- _What you will do_
Each entry must be reproduced precisely as it stands.

** start of Extracted records **

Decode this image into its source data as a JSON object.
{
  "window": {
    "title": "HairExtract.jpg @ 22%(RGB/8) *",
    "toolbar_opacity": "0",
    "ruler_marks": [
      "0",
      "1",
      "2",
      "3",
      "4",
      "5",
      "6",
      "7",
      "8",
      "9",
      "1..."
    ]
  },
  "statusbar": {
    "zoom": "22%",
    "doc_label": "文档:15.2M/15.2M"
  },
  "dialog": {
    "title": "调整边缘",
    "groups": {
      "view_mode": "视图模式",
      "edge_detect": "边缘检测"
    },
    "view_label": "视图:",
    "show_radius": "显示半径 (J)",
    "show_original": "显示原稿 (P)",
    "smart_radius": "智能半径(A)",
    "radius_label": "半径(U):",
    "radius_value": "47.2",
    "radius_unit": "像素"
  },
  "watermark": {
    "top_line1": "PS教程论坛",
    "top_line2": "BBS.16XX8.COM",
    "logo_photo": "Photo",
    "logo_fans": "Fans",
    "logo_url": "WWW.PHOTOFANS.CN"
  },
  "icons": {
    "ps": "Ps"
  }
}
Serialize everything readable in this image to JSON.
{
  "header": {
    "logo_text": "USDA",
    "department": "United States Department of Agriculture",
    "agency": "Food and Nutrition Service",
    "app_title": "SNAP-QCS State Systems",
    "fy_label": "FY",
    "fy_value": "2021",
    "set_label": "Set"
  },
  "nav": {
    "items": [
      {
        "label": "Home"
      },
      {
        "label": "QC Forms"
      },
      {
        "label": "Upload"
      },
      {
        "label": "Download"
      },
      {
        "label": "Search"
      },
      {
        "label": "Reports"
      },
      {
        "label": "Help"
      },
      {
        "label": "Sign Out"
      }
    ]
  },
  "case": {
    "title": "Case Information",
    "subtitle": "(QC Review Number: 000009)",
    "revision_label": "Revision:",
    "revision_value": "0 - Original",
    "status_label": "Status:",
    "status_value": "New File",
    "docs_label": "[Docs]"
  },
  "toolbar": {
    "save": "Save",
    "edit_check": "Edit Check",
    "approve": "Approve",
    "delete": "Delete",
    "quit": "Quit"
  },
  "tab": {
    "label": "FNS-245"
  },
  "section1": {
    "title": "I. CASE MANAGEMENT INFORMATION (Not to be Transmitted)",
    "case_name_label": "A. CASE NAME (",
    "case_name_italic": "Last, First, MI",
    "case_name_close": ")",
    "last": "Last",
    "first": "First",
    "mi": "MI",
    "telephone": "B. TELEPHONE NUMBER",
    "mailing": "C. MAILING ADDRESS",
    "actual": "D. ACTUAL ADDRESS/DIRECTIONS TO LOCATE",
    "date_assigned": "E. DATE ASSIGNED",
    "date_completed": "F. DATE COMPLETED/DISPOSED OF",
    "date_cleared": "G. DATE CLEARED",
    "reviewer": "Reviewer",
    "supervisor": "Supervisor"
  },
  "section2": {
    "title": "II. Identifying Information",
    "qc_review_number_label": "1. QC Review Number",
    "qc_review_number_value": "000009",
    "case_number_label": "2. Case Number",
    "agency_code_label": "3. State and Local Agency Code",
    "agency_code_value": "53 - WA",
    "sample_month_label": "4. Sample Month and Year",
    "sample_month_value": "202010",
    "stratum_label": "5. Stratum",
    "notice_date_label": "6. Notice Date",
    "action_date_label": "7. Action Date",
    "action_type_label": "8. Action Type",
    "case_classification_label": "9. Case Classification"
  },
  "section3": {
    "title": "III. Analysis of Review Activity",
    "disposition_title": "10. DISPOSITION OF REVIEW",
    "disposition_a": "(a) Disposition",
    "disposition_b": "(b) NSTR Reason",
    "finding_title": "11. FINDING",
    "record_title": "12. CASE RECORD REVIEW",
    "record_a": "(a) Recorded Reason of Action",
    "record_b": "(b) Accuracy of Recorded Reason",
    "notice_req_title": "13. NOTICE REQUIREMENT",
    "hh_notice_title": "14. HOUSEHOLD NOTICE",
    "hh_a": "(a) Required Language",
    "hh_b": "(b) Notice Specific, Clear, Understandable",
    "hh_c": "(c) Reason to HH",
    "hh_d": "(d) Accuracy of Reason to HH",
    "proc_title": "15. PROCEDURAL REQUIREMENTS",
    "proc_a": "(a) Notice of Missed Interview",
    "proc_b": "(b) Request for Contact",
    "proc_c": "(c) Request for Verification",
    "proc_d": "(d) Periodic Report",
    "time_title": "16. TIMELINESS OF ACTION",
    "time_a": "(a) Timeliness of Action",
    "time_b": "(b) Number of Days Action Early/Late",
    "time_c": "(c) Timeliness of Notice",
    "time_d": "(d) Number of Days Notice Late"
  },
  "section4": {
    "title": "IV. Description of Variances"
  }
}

** end of Extracted records **

- _Result below_
Decode this image into its source data as a JSON object.
{
  "window": {
    "title": "HairExtract.jpg @ 22%(RGB/8) *",
    "toolbar_opacity": "0",
    "ruler_marks": [
      "0",
      "1",
      "2",
      "3",
      "4",
      "5",
      "6",
      "7",
      "8",
      "9",
      "1..."
    ]
  },
  "statusbar": {
    "zoom": "22%",
    "doc_label": "文档:15.2M/15.2M"
  },
  "dialog": {
    "title": "调整边缘",
    "groups": {
      "view_mode": "视图模式",
      "edge_detect": "边缘检测"
    },
    "view_label": "视图:",
    "show_radius": "显示半径 (J)",
    "show_original": "显示原稿 (P)",
    "smart_radius": "智能半径(A)",
    "radius_label": "半径(U):",
    "radius_value": "47.2",
    "radius_unit": "像素"
  },
  "watermark": {
    "top_line1": "PS教程论坛",
    "top_line2": "BBS.16XX8.COM",
    "logo_photo": "Photo",
    "logo_fans": "Fans",
    "logo_url": "WWW.PHOTOFANS.CN"
  },
  "icons": {
    "ps": "Ps"
  }
}
Serialize everything readable in this image to JSON.
{
  "header": {
    "logo_text": "USDA",
    "department": "United States Department of Agriculture",
    "agency": "Food and Nutrition Service",
    "app_title": "SNAP-QCS State Systems",
    "fy_label": "FY",
    "fy_value": "2021",
    "set_label": "Set"
  },
  "nav": {
    "items": [
      {
        "label": "Home"
      },
      {
        "label": "QC Forms"
      },
      {
        "label": "Upload"
      },
      {
        "label": "Download"
      },
      {
        "label": "Search"
      },
      {
        "label": "Reports"
      },
      {
        "label": "Help"
      },
      {
        "label": "Sign Out"
      }
    ]
  },
  "case": {
    "title": "Case Information",
    "subtitle": "(QC Review Number: 000009)",
    "revision_label": "Revision:",
    "revision_value": "0 - Original",
    "status_label": "Status:",
    "status_value": "New File",
    "docs_label": "[Docs]"
  },
  "toolbar": {
    "save": "Save",
    "edit_check": "Edit Check",
    "approve": "Approve",
    "delete": "Delete",
    "quit": "Quit"
  },
  "tab": {
    "label": "FNS-245"
  },
  "section1": {
    "title": "I. CASE MANAGEMENT INFORMATION (Not to be Transmitted)",
    "case_name_label": "A. CASE NAME (",
    "case_name_italic": "Last, First, MI",
    "case_name_close": ")",
    "last": "Last",
    "first": "First",
    "mi": "MI",
    "telephone": "B. TELEPHONE NUMBER",
    "mailing": "C. MAILING ADDRESS",
    "actual": "D. ACTUAL ADDRESS/DIRECTIONS TO LOCATE",
    "date_assigned": "E. DATE ASSIGNED",
    "date_completed": "F. DATE COMPLETED/DISPOSED OF",
    "date_cleared": "G. DATE CLEARED",
    "reviewer": "Reviewer",
    "supervisor": "Supervisor"
  },
  "section2": {
    "title": "II. Identifying Information",
    "qc_review_number_label": "1. QC Review Number",
    "qc_review_number_value": "000009",
    "case_number_label": "2. Case Number",
    "agency_code_label": "3. State and Local Agency Code",
    "agency_code_value": "53 - WA",
    "sample_month_label": "4. Sample Month and Year",
    "sample_month_value": "202010",
    "stratum_label": "5. Stratum",
    "notice_date_label": "6. Notice Date",
    "action_date_label": "7. Action Date",
    "action_type_label": "8. Action Type",
    "case_classification_label": "9. Case Classification"
  },
  "section3": {
    "title": "III. Analysis of Review Activity",
    "disposition_title": "10. DISPOSITION OF REVIEW",
    "disposition_a": "(a) Disposition",
    "disposition_b": "(b) NSTR Reason",
    "finding_title": "11. FINDING",
    "record_title": "12. CASE RECORD REVIEW",
    "record_a": "(a) Recorded Reason of Action",
    "record_b": "(b) Accuracy of Recorded Reason",
    "notice_req_title": "13. NOTICE REQUIREMENT",
    "hh_notice_title": "14. HOUSEHOLD NOTICE",
    "hh_a": "(a) Required Language",
    "hh_b": "(b) Notice Specific, Clear, Understandable",
    "hh_c": "(c) Reason to HH",
    "hh_d": "(d) Accuracy of Reason to HH",
    "proc_title": "15. PROCEDURAL REQUIREMENTS",
    "proc_a": "(a) Notice of Missed Interview",
    "proc_b": "(b) Request for Contact",
    "proc_c": "(c) Request for Verification",
    "proc_d": "(d) Periodic Report",
    "time_title": "16. TIMELINESS OF ACTION",
    "time_a": "(a) Timeliness of Action",
    "time_b": "(b) Number of Days Action Early/Late",
    "time_c": "(c) Timeliness of Notice",
    "time_d": "(d) Number of Days Notice Late"
  },
  "section4": {
    "title": "IV. Description of Variances"
  }
}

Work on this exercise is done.